---- RECORD LIST

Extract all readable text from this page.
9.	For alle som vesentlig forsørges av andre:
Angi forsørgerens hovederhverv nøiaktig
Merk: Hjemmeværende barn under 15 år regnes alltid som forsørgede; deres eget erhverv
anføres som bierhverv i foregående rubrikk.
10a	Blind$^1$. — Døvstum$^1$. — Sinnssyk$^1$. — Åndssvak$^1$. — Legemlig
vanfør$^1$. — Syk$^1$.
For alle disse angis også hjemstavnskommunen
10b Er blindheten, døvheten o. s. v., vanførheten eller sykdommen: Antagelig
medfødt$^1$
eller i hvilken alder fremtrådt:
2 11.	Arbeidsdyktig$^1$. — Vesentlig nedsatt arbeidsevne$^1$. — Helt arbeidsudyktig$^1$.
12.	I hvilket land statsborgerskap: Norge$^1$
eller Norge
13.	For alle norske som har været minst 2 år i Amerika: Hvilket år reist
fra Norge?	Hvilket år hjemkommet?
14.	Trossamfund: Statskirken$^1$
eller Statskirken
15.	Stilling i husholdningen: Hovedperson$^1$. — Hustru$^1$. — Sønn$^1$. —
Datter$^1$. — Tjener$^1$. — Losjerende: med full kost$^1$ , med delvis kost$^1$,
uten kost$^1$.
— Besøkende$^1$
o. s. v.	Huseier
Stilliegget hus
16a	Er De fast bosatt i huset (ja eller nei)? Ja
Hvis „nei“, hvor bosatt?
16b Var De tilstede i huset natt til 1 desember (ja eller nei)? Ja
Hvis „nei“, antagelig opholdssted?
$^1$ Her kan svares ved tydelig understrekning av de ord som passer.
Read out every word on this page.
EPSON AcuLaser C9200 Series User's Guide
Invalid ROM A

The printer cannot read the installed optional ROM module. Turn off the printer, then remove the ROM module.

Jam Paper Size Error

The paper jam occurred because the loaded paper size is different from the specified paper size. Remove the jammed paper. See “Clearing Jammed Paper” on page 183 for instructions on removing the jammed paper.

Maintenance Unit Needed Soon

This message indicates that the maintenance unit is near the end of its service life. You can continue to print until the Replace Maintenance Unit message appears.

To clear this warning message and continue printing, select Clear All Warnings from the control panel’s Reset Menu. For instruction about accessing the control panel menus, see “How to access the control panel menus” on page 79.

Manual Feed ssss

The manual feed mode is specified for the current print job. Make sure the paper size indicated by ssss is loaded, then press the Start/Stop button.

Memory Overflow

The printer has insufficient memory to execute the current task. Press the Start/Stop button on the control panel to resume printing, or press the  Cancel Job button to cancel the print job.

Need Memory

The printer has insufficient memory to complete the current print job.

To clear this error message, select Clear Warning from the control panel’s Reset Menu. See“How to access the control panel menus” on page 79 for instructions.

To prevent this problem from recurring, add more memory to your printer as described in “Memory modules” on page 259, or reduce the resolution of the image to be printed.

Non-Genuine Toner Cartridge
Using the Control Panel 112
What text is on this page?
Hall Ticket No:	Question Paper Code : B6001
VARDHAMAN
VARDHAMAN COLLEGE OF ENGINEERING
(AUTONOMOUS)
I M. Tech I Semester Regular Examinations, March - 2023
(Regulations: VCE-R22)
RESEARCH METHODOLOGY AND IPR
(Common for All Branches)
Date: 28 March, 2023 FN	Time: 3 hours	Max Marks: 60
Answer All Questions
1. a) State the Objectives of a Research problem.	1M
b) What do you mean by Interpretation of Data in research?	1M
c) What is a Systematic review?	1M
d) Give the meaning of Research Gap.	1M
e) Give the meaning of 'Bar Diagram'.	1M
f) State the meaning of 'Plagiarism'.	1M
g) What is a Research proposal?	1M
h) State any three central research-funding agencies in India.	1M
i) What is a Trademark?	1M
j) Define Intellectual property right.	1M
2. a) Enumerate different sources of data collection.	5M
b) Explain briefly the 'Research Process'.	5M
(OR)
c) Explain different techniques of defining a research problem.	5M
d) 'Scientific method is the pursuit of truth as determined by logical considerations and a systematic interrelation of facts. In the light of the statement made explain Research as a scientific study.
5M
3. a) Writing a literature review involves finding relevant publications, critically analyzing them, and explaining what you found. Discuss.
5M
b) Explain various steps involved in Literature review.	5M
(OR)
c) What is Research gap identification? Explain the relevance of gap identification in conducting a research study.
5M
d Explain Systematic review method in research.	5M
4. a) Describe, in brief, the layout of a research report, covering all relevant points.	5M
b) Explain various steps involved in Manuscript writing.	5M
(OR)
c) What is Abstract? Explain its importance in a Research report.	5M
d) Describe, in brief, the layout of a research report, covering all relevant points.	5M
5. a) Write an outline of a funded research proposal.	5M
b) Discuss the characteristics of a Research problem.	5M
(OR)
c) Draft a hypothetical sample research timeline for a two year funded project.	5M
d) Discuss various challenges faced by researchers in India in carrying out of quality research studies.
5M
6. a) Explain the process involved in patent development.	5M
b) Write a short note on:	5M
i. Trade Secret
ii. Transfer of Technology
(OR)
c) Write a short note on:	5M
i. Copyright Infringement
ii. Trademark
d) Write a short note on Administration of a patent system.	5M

--------

Pull every line containing "page" from the material above.

Extract all readable text from this page.
Read out every word on this page.
The paper jam occurred because the loaded paper size is different from the specified paper size. Remove the jammed paper. See “Clearing Jammed Paper” on page 183 for instructions on removing the jammed paper.
To clear this warning message and continue printing, select Clear All Warnings from the control panel’s Reset Menu. For instruction about accessing the control panel menus, see “How to access the control panel menus” on page 79.
To clear this error message, select Clear Warning from the control panel’s Reset Menu. See“How to access the control panel menus” on page 79 for instructions.
To prevent this problem from recurring, add more memory to your printer as described in “Memory modules” on page 259, or reduce the resolution of the image to be printed.
What text is on this page?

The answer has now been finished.